● **Short exercise**:
Please identify each line in the material below that contains the string "steamcommunity" and copy those lines out in full. The match is case-sensitive.
— Start Provided records —
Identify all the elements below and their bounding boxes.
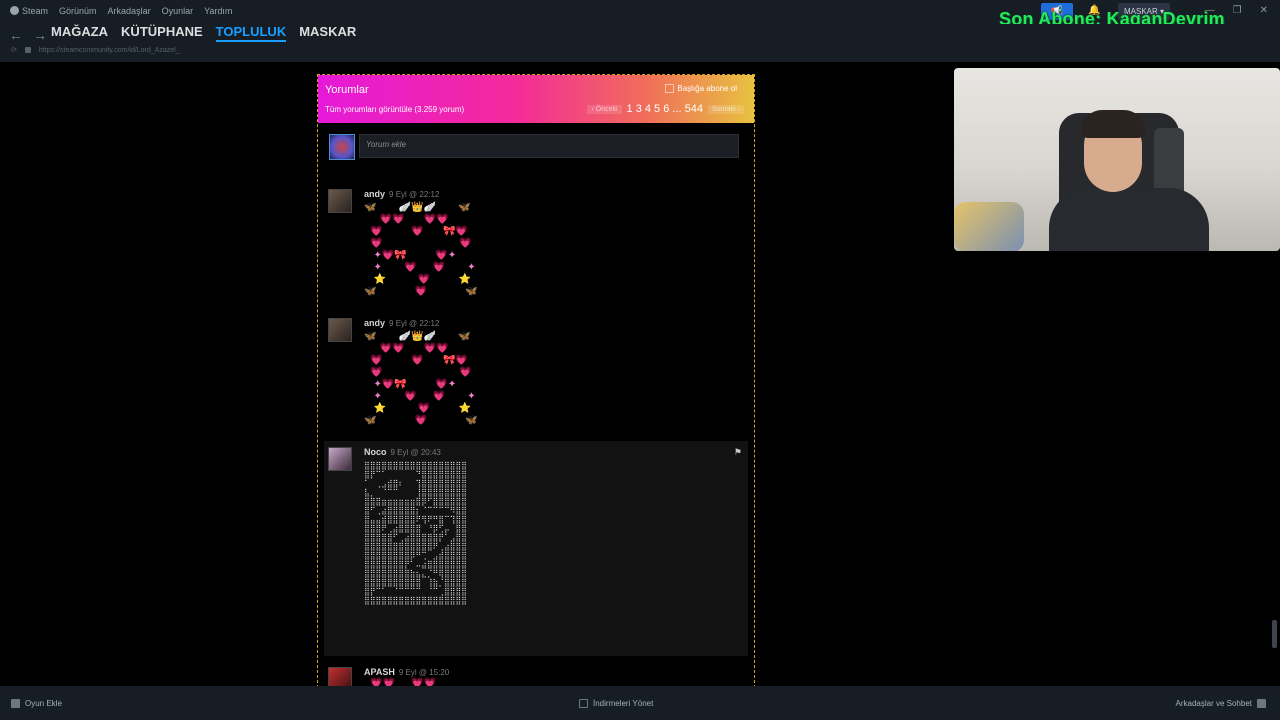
maximize-icon[interactable]: ❐	[1233, 5, 1242, 16]
friends-chat-button[interactable]: Arkadaşlar ve Sohbet	[1175, 699, 1266, 708]
commenter-name-text: APASH	[364, 667, 395, 677]
comment-input[interactable]: Yorum ekle	[359, 134, 739, 158]
menu-help[interactable]: Yardım	[204, 6, 232, 16]
menu-games[interactable]: Oyunlar	[162, 6, 194, 16]
top-menu: Steam Görünüm Arkadaşlar Oyunlar Yardım	[10, 6, 232, 16]
pagination: ‹ Önceki 1 3 4 5 6 ... 544 Sonraki ›	[587, 103, 744, 115]
comment-text: 🦋 🪽👑🪽 🦋 💗💗 💗💗 💗 💗 🎀💗 💗 💗 ✦💗🎀 💗✦ ✦ 💗 💗 ✦ …	[364, 202, 478, 297]
back-arrow-icon[interactable]: ←	[9, 27, 23, 43]
commenter-name-text: andy	[364, 318, 386, 328]
commenter-avatar[interactable]	[328, 189, 352, 213]
subscribe-checkbox[interactable]	[665, 84, 675, 93]
page-scrollbar[interactable]	[1272, 620, 1277, 648]
report-flag-icon[interactable]: ⚑	[734, 447, 742, 458]
steam-logo-icon	[10, 6, 19, 15]
comment-date: 9 Eyl @ 22:12	[389, 190, 440, 199]
tab-library[interactable]: KÜTÜPHANE	[121, 24, 203, 42]
menu-steam-label: Steam	[22, 6, 49, 16]
manage-downloads-label: İndirmeleri Yönet	[593, 699, 654, 708]
tab-store[interactable]: MAĞAZA	[51, 24, 108, 42]
forward-arrow-icon[interactable]: →	[33, 27, 47, 43]
main-tabs: MAĞAZA KÜTÜPHANE TOPLULUK MASKAR	[51, 24, 356, 42]
menu-view[interactable]: Görünüm	[59, 6, 97, 16]
menu-steam[interactable]: Steam	[10, 6, 48, 16]
friends-chat-label: Arkadaşlar ve Sohbet	[1175, 699, 1253, 708]
comment-item: andy 9 Eyl @ 22:12 🦋 🪽👑🪽 🦋 💗💗 💗💗 💗 💗 🎀💗 💗…	[324, 183, 748, 308]
comment-text: ⣿⣿⣿⣿⣿⣿⣿⣿⣿⣿⣿⣿⣿⣿⣿⣿⣿⣿ ⣿⡟⠉⠁⠀⠀⠀⠀⠀⠙⣿⣿⣿⣿⣿⣿⣿⣿ ⠁⠀…	[364, 461, 467, 605]
webcam-overlay	[954, 68, 1280, 251]
my-avatar	[329, 134, 355, 160]
webcam-background-object	[954, 202, 1024, 251]
page-links[interactable]: 1 3 4 5 6 ... 544	[627, 103, 703, 115]
history-arrows: ← →	[9, 27, 47, 43]
commenter-name[interactable]: andy 9 Eyl @ 22:12	[364, 189, 439, 199]
bottom-bar: Oyun Ekle İndirmeleri Yönet Arkadaşlar v…	[0, 686, 1280, 720]
comment-item: APASH 9 Eyl @ 15:20 💗💗 💗💗	[324, 663, 748, 687]
add-game-button[interactable]: Oyun Ekle	[11, 699, 62, 708]
comments-panel: Yorumlar Tüm yorumları görüntüle (3.259 …	[317, 74, 755, 688]
prev-page-button[interactable]: ‹ Önceki	[587, 104, 622, 114]
steam-nav: ← → MAĞAZA KÜTÜPHANE TOPLULUK MASKAR ⟳ h…	[0, 24, 1280, 62]
menu-friends[interactable]: Arkadaşlar	[108, 6, 151, 16]
manage-downloads-button[interactable]: İndirmeleri Yönet	[579, 699, 653, 708]
comment-item: andy 9 Eyl @ 22:12 🦋 🪽👑🪽 🦋 💗💗 💗💗 💗 💗 🎀💗 💗…	[324, 312, 748, 437]
tab-profile[interactable]: MASKAR	[299, 24, 356, 42]
commenter-name[interactable]: APASH 9 Eyl @ 15:20	[364, 667, 449, 677]
comments-title: Yorumlar	[325, 84, 369, 96]
comment-item: Noco 9 Eyl @ 20:43 ⚑ ⣿⣿⣿⣿⣿⣿⣿⣿⣿⣿⣿⣿⣿⣿⣿⣿⣿⣿ ⣿…	[324, 441, 748, 656]
comment-date: 9 Eyl @ 15:20	[398, 668, 450, 677]
commenter-name-text: Noco	[364, 447, 387, 457]
commenter-name-text: andy	[364, 189, 386, 199]
url-row: ⟳ https://steamcommunity.com/id/Lord_Aza…	[11, 46, 180, 55]
commenter-avatar[interactable]	[328, 318, 352, 342]
chat-icon	[1257, 699, 1266, 708]
tab-community[interactable]: TOPLULUK	[215, 24, 287, 42]
webcam-person-hair	[1081, 110, 1145, 138]
commenter-avatar[interactable]	[328, 447, 352, 471]
page-url[interactable]: https://steamcommunity.com/id/Lord_Azaze…	[39, 47, 180, 54]
comment-date: 9 Eyl @ 20:43	[390, 448, 441, 457]
view-all-comments-link[interactable]: Tüm yorumları görüntüle (3.259 yorum)	[325, 105, 464, 114]
commenter-name[interactable]: Noco 9 Eyl @ 20:43	[364, 447, 441, 457]
commenter-avatar[interactable]	[328, 667, 352, 687]
download-icon	[579, 699, 588, 708]
commenter-name[interactable]: andy 9 Eyl @ 22:12	[364, 318, 439, 328]
comment-text: 🦋 🪽👑🪽 🦋 💗💗 💗💗 💗 💗 🎀💗 💗 💗 ✦💗🎀 💗✦ ✦ 💗 💗 ✦ …	[364, 331, 478, 426]
comment-date: 9 Eyl @ 22:12	[389, 319, 440, 328]
reload-icon[interactable]: ⟳	[11, 46, 17, 54]
subscribe-thread[interactable]: Başlığa abone ol	[665, 84, 737, 93]
close-icon[interactable]: ✕	[1260, 5, 1268, 16]
webcam-person-body	[1049, 188, 1209, 251]
next-page-button[interactable]: Sonraki ›	[707, 104, 744, 114]
add-game-label: Oyun Ekle	[25, 699, 62, 708]
comments-header: Yorumlar Tüm yorumları görüntüle (3.259 …	[318, 75, 754, 123]
lock-icon	[24, 47, 31, 53]
plus-icon	[11, 699, 20, 708]
subscribe-label: Başlığa abone ol	[677, 84, 737, 93]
— End Provided records —
● **Answer for this exercise**:
url-row: ⟳ https://steamcommunity.com/id/Lord_Aza…	[11, 46, 180, 55]
page-url[interactable]: https://steamcommunity.com/id/Lord_Azaze…	[39, 47, 180, 54]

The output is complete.